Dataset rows
- - -

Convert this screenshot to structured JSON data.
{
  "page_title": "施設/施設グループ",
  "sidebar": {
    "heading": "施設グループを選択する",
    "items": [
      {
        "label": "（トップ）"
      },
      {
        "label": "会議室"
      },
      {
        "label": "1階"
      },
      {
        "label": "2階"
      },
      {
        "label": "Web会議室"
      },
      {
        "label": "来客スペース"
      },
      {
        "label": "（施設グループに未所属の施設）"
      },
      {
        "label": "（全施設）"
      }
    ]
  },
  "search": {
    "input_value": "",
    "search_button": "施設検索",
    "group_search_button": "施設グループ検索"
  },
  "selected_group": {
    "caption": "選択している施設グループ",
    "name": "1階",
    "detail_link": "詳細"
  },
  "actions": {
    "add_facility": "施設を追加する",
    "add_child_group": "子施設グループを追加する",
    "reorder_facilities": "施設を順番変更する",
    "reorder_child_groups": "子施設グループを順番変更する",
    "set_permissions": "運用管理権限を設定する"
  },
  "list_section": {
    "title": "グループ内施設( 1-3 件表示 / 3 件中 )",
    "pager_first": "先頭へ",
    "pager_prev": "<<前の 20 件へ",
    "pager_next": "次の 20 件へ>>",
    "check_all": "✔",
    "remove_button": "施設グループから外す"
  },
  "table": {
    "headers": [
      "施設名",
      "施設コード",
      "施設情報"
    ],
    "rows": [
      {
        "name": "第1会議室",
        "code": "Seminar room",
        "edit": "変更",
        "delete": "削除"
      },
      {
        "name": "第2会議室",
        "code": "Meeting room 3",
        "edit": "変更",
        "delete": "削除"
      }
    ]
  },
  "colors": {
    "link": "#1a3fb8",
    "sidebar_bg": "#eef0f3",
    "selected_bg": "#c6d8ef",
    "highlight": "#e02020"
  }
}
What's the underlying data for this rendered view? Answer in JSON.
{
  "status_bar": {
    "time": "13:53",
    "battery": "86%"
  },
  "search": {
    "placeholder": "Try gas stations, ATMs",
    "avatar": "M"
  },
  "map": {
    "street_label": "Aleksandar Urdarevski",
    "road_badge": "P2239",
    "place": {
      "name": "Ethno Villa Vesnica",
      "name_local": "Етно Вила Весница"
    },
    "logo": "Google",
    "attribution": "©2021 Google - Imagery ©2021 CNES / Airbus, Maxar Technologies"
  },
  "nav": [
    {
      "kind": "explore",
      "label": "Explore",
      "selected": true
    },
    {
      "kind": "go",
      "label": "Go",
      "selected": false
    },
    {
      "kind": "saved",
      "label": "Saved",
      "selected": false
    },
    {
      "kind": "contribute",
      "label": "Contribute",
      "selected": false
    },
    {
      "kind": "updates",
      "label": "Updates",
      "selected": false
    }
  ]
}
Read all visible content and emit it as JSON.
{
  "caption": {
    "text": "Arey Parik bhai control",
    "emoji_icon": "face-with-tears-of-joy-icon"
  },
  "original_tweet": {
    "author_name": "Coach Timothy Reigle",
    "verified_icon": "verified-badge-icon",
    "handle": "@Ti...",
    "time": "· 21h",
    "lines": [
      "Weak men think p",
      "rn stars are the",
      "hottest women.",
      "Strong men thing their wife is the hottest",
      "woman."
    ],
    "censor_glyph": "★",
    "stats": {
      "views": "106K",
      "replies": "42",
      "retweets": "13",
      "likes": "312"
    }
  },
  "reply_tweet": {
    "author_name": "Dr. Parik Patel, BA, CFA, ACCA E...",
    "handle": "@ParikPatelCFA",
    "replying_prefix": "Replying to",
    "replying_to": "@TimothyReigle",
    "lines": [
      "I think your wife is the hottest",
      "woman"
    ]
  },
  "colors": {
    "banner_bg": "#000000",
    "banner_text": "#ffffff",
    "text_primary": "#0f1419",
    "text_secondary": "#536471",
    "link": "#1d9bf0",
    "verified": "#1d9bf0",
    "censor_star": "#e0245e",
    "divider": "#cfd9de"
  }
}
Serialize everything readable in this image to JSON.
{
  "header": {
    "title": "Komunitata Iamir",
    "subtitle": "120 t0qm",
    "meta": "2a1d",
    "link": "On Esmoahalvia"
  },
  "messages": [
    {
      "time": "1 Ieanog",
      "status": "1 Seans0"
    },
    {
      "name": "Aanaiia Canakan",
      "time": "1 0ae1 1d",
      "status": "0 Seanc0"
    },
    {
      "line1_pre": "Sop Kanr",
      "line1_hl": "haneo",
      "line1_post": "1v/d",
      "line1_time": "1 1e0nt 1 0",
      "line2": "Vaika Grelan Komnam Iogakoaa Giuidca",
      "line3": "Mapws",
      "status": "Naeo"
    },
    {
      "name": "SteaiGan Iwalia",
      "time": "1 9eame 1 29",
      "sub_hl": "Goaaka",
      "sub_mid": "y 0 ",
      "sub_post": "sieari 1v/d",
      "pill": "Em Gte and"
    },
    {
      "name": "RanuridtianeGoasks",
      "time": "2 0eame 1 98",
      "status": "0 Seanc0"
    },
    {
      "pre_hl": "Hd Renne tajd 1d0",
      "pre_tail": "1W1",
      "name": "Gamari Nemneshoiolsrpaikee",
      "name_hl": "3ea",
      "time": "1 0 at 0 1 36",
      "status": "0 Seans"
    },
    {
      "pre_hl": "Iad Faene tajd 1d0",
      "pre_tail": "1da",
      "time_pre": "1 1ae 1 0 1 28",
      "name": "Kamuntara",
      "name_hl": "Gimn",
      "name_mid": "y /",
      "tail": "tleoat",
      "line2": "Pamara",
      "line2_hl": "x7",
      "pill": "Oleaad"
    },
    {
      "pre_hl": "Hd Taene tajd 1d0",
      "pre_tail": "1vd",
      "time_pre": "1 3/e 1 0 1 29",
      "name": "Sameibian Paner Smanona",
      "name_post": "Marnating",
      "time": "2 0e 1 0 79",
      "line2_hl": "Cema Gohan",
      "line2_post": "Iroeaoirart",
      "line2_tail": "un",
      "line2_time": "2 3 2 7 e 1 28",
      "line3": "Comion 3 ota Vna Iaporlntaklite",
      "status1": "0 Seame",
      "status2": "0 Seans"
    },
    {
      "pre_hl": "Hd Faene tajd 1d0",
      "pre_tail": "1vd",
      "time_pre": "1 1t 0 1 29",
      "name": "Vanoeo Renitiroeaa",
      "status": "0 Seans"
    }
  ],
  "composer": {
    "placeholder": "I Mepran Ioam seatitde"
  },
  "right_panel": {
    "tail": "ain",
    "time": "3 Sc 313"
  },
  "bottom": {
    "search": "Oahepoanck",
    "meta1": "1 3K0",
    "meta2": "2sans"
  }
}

- - -

Your goal — Transcribe the full listing above without leaving anything out.

The output —
Convert this screenshot to structured JSON data.
{
  "page_title": "施設/施設グループ",
  "sidebar": {
    "heading": "施設グループを選択する",
    "items": [
      {
        "label": "（トップ）"
      },
      {
        "label": "会議室"
      },
      {
        "label": "1階"
      },
      {
        "label": "2階"
      },
      {
        "label": "Web会議室"
      },
      {
        "label": "来客スペース"
      },
      {
        "label": "（施設グループに未所属の施設）"
      },
      {
        "label": "（全施設）"
      }
    ]
  },
  "search": {
    "input_value": "",
    "search_button": "施設検索",
    "group_search_button": "施設グループ検索"
  },
  "selected_group": {
    "caption": "選択している施設グループ",
    "name": "1階",
    "detail_link": "詳細"
  },
  "actions": {
    "add_facility": "施設を追加する",
    "add_child_group": "子施設グループを追加する",
    "reorder_facilities": "施設を順番変更する",
    "reorder_child_groups": "子施設グループを順番変更する",
    "set_permissions": "運用管理権限を設定する"
  },
  "list_section": {
    "title": "グループ内施設( 1-3 件表示 / 3 件中 )",
    "pager_first": "先頭へ",
    "pager_prev": "<<前の 20 件へ",
    "pager_next": "次の 20 件へ>>",
    "check_all": "✔",
    "remove_button": "施設グループから外す"
  },
  "table": {
    "headers": [
      "施設名",
      "施設コード",
      "施設情報"
    ],
    "rows": [
      {
        "name": "第1会議室",
        "code": "Seminar room",
        "edit": "変更",
        "delete": "削除"
      },
      {
        "name": "第2会議室",
        "code": "Meeting room 3",
        "edit": "変更",
        "delete": "削除"
      }
    ]
  },
  "colors": {
    "link": "#1a3fb8",
    "sidebar_bg": "#eef0f3",
    "selected_bg": "#c6d8ef",
    "highlight": "#e02020"
  }
}
What's the underlying data for this rendered view? Answer in JSON.
{
  "status_bar": {
    "time": "13:53",
    "battery": "86%"
  },
  "search": {
    "placeholder": "Try gas stations, ATMs",
    "avatar": "M"
  },
  "map": {
    "street_label": "Aleksandar Urdarevski",
    "road_badge": "P2239",
    "place": {
      "name": "Ethno Villa Vesnica",
      "name_local": "Етно Вила Весница"
    },
    "logo": "Google",
    "attribution": "©2021 Google - Imagery ©2021 CNES / Airbus, Maxar Technologies"
  },
  "nav": [
    {
      "kind": "explore",
      "label": "Explore",
      "selected": true
    },
    {
      "kind": "go",
      "label": "Go",
      "selected": false
    },
    {
      "kind": "saved",
      "label": "Saved",
      "selected": false
    },
    {
      "kind": "contribute",
      "label": "Contribute",
      "selected": false
    },
    {
      "kind": "updates",
      "label": "Updates",
      "selected": false
    }
  ]
}
Read all visible content and emit it as JSON.
{
  "caption": {
    "text": "Arey Parik bhai control",
    "emoji_icon": "face-with-tears-of-joy-icon"
  },
  "original_tweet": {
    "author_name": "Coach Timothy Reigle",
    "verified_icon": "verified-badge-icon",
    "handle": "@Ti...",
    "time": "· 21h",
    "lines": [
      "Weak men think p",
      "rn stars are the",
      "hottest women.",
      "Strong men thing their wife is the hottest",
      "woman."
    ],
    "censor_glyph": "★",
    "stats": {
      "views": "106K",
      "replies": "42",
      "retweets": "13",
      "likes": "312"
    }
  },
  "reply_tweet": {
    "author_name": "Dr. Parik Patel, BA, CFA, ACCA E...",
    "handle": "@ParikPatelCFA",
    "replying_prefix": "Replying to",
    "replying_to": "@TimothyReigle",
    "lines": [
      "I think your wife is the hottest",
      "woman"
    ]
  },
  "colors": {
    "banner_bg": "#000000",
    "banner_text": "#ffffff",
    "text_primary": "#0f1419",
    "text_secondary": "#536471",
    "link": "#1d9bf0",
    "verified": "#1d9bf0",
    "censor_star": "#e0245e",
    "divider": "#cfd9de"
  }
}
Serialize everything readable in this image to JSON.
{
  "header": {
    "title": "Komunitata Iamir",
    "subtitle": "120 t0qm",
    "meta": "2a1d",
    "link": "On Esmoahalvia"
  },
  "messages": [
    {
      "time": "1 Ieanog",
      "status": "1 Seans0"
    },
    {
      "name": "Aanaiia Canakan",
      "time": "1 0ae1 1d",
      "status": "0 Seanc0"
    },
    {
      "line1_pre": "Sop Kanr",
      "line1_hl": "haneo",
      "line1_post": "1v/d",
      "line1_time": "1 1e0nt 1 0",
      "line2": "Vaika Grelan Komnam Iogakoaa Giuidca",
      "line3": "Mapws",
      "status": "Naeo"
    },
    {
      "name": "SteaiGan Iwalia",
      "time": "1 9eame 1 29",
      "sub_hl": "Goaaka",
      "sub_mid": "y 0 ",
      "sub_post": "sieari 1v/d",
      "pill": "Em Gte and"
    },
    {
      "name": "RanuridtianeGoasks",
      "time": "2 0eame 1 98",
      "status": "0 Seanc0"
    },
    {
      "pre_hl": "Hd Renne tajd 1d0",
      "pre_tail": "1W1",
      "name": "Gamari Nemneshoiolsrpaikee",
      "name_hl": "3ea",
      "time": "1 0 at 0 1 36",
      "status": "0 Seans"
    },
    {
      "pre_hl": "Iad Faene tajd 1d0",
      "pre_tail": "1da",
      "time_pre": "1 1ae 1 0 1 28",
      "name": "Kamuntara",
      "name_hl": "Gimn",
      "name_mid": "y /",
      "tail": "tleoat",
      "line2": "Pamara",
      "line2_hl": "x7",
      "pill": "Oleaad"
    },
    {
      "pre_hl": "Hd Taene tajd 1d0",
      "pre_tail": "1vd",
      "time_pre": "1 3/e 1 0 1 29",
      "name": "Sameibian Paner Smanona",
      "name_post": "Marnating",
      "time": "2 0e 1 0 79",
      "line2_hl": "Cema Gohan",
      "line2_post": "Iroeaoirart",
      "line2_tail": "un",
      "line2_time": "2 3 2 7 e 1 28",
      "line3": "Comion 3 ota Vna Iaporlntaklite",
      "status1": "0 Seame",
      "status2": "0 Seans"
    },
    {
      "pre_hl": "Hd Faene tajd 1d0",
      "pre_tail": "1vd",
      "time_pre": "1 1t 0 1 29",
      "name": "Vanoeo Renitiroeaa",
      "status": "0 Seans"
    }
  ],
  "composer": {
    "placeholder": "I Mepran Ioam seatitde"
  },
  "right_panel": {
    "tail": "ain",
    "time": "3 Sc 313"
  },
  "bottom": {
    "search": "Oahepoanck",
    "meta1": "1 3K0",
    "meta2": "2sans"
  }
}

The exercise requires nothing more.